Set exercise
Determine how many lines contain the string "this", then reply with that figure only.

+ + + + + + +

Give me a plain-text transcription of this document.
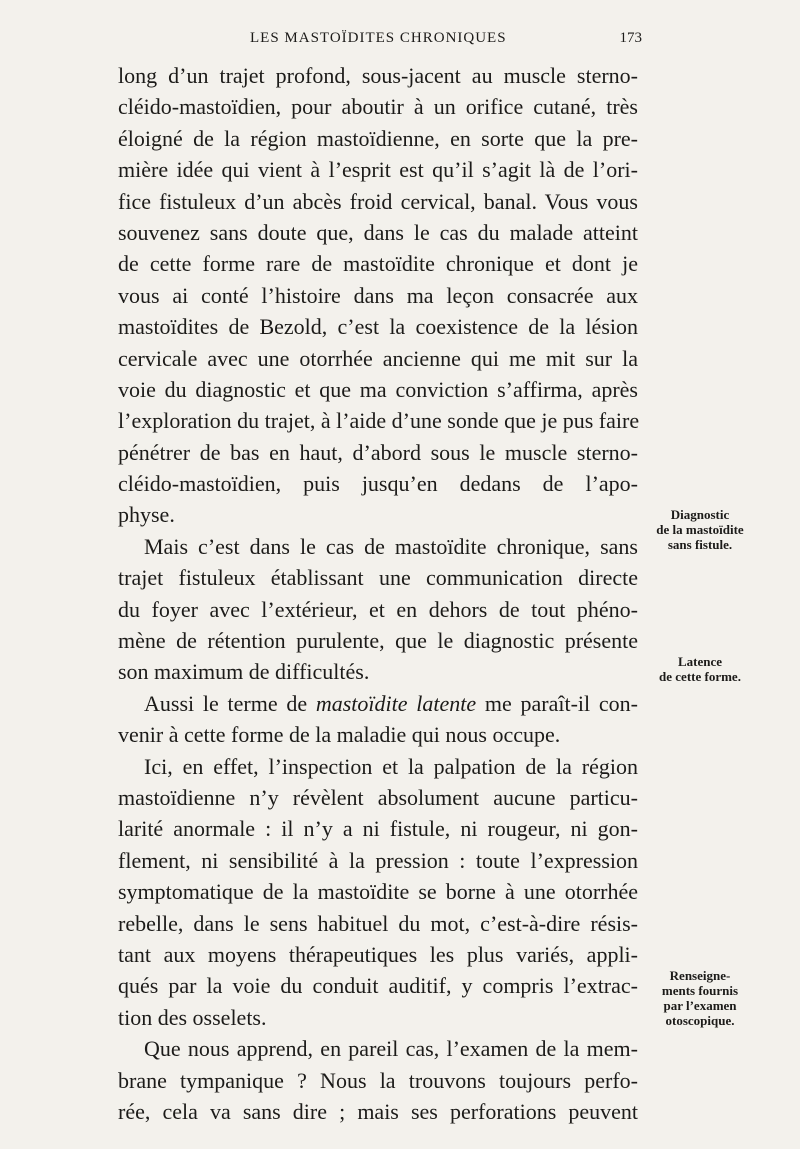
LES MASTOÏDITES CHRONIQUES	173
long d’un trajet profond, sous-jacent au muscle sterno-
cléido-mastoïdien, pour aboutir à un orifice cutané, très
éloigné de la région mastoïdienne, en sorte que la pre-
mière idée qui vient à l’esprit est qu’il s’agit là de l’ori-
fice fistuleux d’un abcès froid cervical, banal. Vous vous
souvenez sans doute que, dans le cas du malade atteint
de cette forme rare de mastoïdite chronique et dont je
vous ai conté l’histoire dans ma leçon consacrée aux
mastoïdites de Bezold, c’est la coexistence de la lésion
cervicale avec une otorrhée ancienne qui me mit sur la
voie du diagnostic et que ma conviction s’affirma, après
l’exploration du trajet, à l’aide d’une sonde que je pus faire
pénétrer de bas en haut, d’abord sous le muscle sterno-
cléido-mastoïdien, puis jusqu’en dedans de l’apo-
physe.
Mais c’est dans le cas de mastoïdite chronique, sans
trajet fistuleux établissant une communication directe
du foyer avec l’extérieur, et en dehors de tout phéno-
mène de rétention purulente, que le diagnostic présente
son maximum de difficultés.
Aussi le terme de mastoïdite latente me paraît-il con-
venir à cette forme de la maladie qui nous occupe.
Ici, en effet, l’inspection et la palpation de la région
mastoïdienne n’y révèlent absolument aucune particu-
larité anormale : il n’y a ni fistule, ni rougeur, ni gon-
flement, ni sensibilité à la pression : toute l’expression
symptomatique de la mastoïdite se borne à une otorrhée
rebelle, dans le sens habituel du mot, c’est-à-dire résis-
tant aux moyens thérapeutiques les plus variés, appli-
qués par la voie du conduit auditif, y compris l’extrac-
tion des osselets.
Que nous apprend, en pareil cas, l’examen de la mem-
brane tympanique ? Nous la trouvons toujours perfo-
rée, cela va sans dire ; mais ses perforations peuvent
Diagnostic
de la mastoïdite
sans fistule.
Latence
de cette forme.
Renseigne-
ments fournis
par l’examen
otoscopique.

+ + + + + + +

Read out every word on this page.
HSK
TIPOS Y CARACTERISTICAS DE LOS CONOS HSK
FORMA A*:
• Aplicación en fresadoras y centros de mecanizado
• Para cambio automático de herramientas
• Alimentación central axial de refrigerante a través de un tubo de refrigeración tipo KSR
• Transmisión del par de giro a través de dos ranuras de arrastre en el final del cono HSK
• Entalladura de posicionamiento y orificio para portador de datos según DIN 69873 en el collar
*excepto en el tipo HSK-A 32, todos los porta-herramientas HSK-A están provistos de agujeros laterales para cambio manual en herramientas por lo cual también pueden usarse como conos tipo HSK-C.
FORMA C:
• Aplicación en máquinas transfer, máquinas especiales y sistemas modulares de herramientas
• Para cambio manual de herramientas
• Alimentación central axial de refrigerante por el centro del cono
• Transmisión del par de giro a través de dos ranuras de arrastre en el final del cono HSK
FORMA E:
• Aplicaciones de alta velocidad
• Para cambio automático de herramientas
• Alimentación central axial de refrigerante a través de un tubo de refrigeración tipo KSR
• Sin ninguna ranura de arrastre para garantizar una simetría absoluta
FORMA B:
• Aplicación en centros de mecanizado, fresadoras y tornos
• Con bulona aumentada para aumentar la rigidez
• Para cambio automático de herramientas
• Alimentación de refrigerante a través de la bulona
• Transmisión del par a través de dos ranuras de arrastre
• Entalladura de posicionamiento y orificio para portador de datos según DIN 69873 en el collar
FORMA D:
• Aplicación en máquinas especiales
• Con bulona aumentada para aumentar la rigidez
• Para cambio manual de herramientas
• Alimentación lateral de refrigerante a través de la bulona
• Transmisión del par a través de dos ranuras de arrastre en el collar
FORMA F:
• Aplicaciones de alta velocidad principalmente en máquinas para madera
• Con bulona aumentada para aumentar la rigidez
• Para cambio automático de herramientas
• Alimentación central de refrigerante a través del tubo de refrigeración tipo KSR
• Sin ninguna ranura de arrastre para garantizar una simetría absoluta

+ + + + + + +

Result
2